• [To be done] Every record must be repeated exactly; omit any pictures they contain.

(Stored data)
********************

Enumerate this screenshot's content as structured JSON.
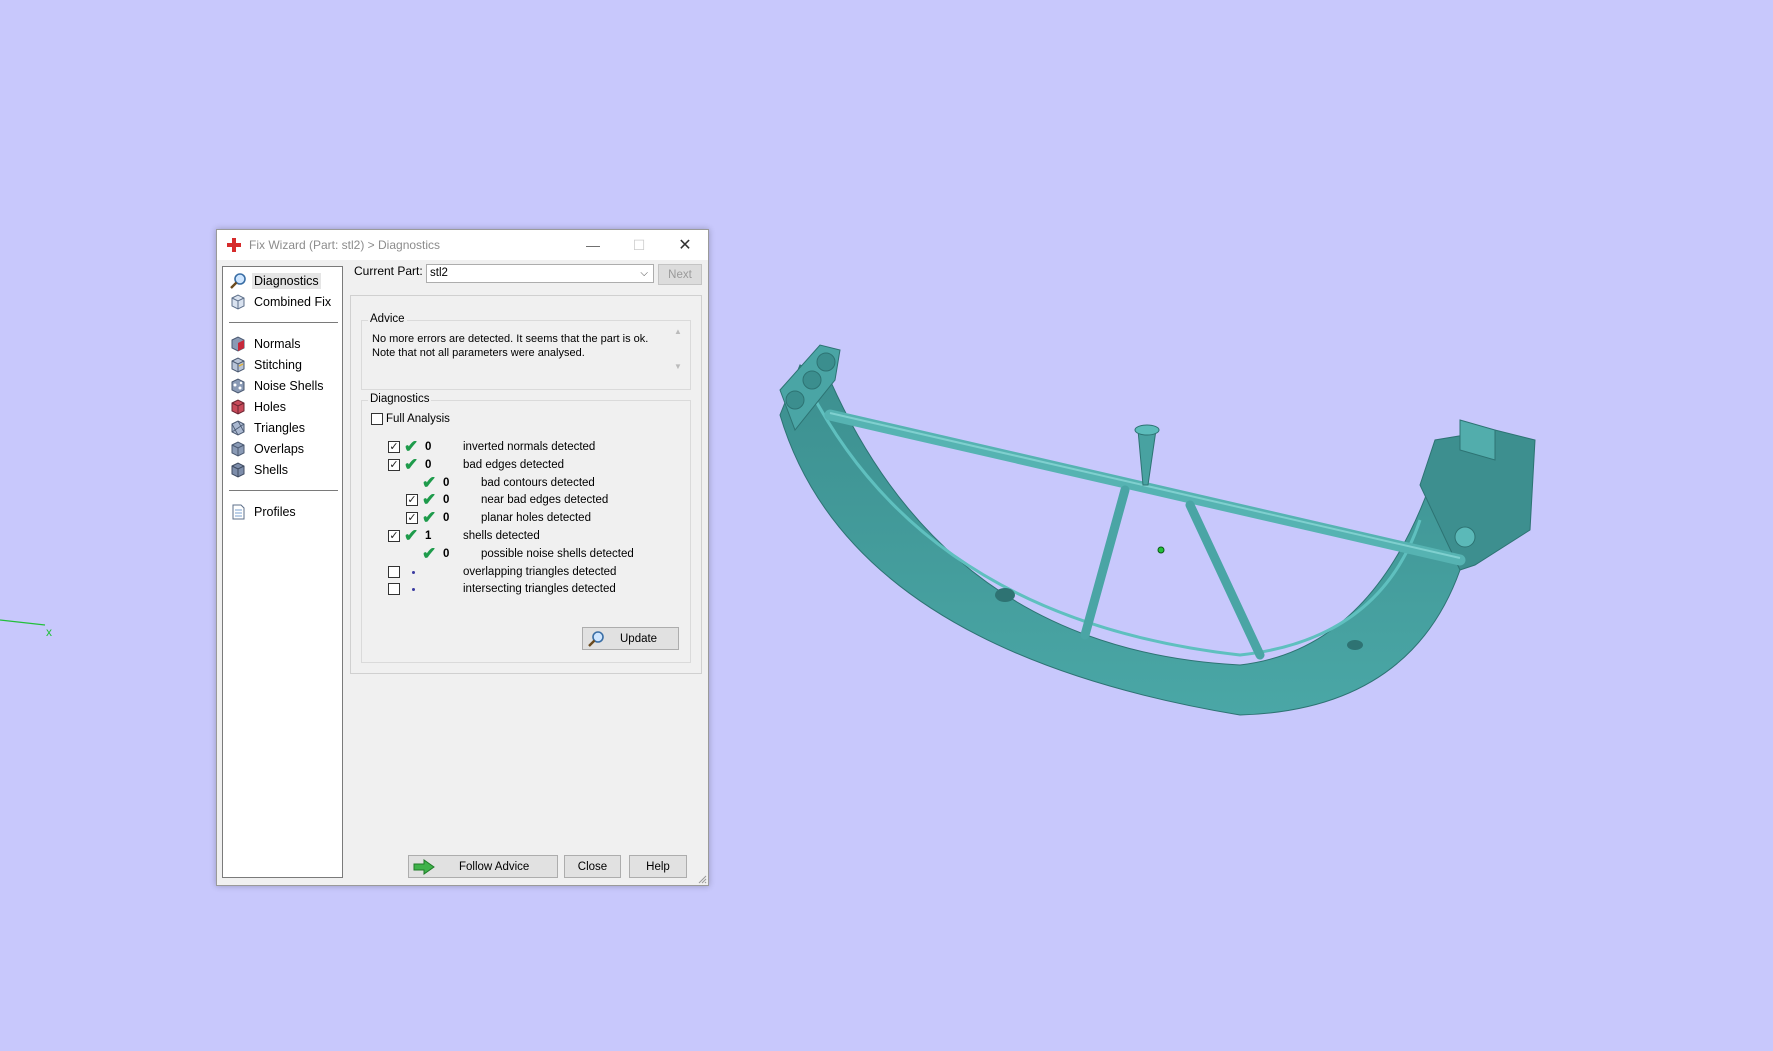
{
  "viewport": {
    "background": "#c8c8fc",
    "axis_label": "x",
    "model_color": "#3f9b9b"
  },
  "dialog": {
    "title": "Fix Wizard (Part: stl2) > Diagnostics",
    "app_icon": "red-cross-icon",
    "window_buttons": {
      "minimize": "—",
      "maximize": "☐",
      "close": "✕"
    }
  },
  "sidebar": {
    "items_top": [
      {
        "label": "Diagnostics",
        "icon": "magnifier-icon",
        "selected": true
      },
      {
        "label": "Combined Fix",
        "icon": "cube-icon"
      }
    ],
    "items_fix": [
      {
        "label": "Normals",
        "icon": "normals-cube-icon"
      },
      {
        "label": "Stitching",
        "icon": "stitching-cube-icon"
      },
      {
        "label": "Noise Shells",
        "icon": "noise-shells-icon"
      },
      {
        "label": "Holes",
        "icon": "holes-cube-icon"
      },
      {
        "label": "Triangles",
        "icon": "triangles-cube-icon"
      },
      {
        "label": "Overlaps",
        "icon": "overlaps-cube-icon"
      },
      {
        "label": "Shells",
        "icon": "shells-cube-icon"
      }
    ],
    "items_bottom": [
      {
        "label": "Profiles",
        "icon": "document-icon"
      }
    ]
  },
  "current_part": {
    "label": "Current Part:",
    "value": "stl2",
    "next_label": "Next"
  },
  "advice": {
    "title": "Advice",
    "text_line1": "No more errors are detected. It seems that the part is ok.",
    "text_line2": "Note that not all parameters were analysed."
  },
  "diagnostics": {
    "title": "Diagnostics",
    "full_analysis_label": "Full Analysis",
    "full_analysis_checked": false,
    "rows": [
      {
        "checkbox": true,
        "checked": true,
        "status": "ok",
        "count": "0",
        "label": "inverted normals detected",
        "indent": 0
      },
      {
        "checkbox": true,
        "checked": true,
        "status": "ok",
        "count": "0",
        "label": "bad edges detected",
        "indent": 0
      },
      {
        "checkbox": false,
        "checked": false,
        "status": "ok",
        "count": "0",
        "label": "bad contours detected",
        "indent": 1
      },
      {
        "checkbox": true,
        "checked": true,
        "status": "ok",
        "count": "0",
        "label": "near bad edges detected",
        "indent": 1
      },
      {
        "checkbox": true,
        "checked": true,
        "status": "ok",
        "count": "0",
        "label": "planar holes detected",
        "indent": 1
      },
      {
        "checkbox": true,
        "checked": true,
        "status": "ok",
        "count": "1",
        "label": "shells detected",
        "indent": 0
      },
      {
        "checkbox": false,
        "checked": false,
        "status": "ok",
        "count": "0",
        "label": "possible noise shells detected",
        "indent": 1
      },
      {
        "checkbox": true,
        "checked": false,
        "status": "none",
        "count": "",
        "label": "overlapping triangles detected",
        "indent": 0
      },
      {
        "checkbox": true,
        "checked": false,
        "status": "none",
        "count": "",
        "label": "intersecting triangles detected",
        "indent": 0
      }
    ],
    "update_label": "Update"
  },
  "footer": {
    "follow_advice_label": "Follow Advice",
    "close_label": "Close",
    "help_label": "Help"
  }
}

********************

• [Written response]
Enumerate this screenshot's content as structured JSON.
{
  "viewport": {
    "background": "#c8c8fc",
    "axis_label": "x",
    "model_color": "#3f9b9b"
  },
  "dialog": {
    "title": "Fix Wizard (Part: stl2) > Diagnostics",
    "app_icon": "red-cross-icon",
    "window_buttons": {
      "minimize": "—",
      "maximize": "☐",
      "close": "✕"
    }
  },
  "sidebar": {
    "items_top": [
      {
        "label": "Diagnostics",
        "icon": "magnifier-icon",
        "selected": true
      },
      {
        "label": "Combined Fix",
        "icon": "cube-icon"
      }
    ],
    "items_fix": [
      {
        "label": "Normals",
        "icon": "normals-cube-icon"
      },
      {
        "label": "Stitching",
        "icon": "stitching-cube-icon"
      },
      {
        "label": "Noise Shells",
        "icon": "noise-shells-icon"
      },
      {
        "label": "Holes",
        "icon": "holes-cube-icon"
      },
      {
        "label": "Triangles",
        "icon": "triangles-cube-icon"
      },
      {
        "label": "Overlaps",
        "icon": "overlaps-cube-icon"
      },
      {
        "label": "Shells",
        "icon": "shells-cube-icon"
      }
    ],
    "items_bottom": [
      {
        "label": "Profiles",
        "icon": "document-icon"
      }
    ]
  },
  "current_part": {
    "label": "Current Part:",
    "value": "stl2",
    "next_label": "Next"
  },
  "advice": {
    "title": "Advice",
    "text_line1": "No more errors are detected. It seems that the part is ok.",
    "text_line2": "Note that not all parameters were analysed."
  },
  "diagnostics": {
    "title": "Diagnostics",
    "full_analysis_label": "Full Analysis",
    "full_analysis_checked": false,
    "rows": [
      {
        "checkbox": true,
        "checked": true,
        "status": "ok",
        "count": "0",
        "label": "inverted normals detected",
        "indent": 0
      },
      {
        "checkbox": true,
        "checked": true,
        "status": "ok",
        "count": "0",
        "label": "bad edges detected",
        "indent": 0
      },
      {
        "checkbox": false,
        "checked": false,
        "status": "ok",
        "count": "0",
        "label": "bad contours detected",
        "indent": 1
      },
      {
        "checkbox": true,
        "checked": true,
        "status": "ok",
        "count": "0",
        "label": "near bad edges detected",
        "indent": 1
      },
      {
        "checkbox": true,
        "checked": true,
        "status": "ok",
        "count": "0",
        "label": "planar holes detected",
        "indent": 1
      },
      {
        "checkbox": true,
        "checked": true,
        "status": "ok",
        "count": "1",
        "label": "shells detected",
        "indent": 0
      },
      {
        "checkbox": false,
        "checked": false,
        "status": "ok",
        "count": "0",
        "label": "possible noise shells detected",
        "indent": 1
      },
      {
        "checkbox": true,
        "checked": false,
        "status": "none",
        "count": "",
        "label": "overlapping triangles detected",
        "indent": 0
      },
      {
        "checkbox": true,
        "checked": false,
        "status": "none",
        "count": "",
        "label": "intersecting triangles detected",
        "indent": 0
      }
    ],
    "update_label": "Update"
  },
  "footer": {
    "follow_advice_label": "Follow Advice",
    "close_label": "Close",
    "help_label": "Help"
  }
}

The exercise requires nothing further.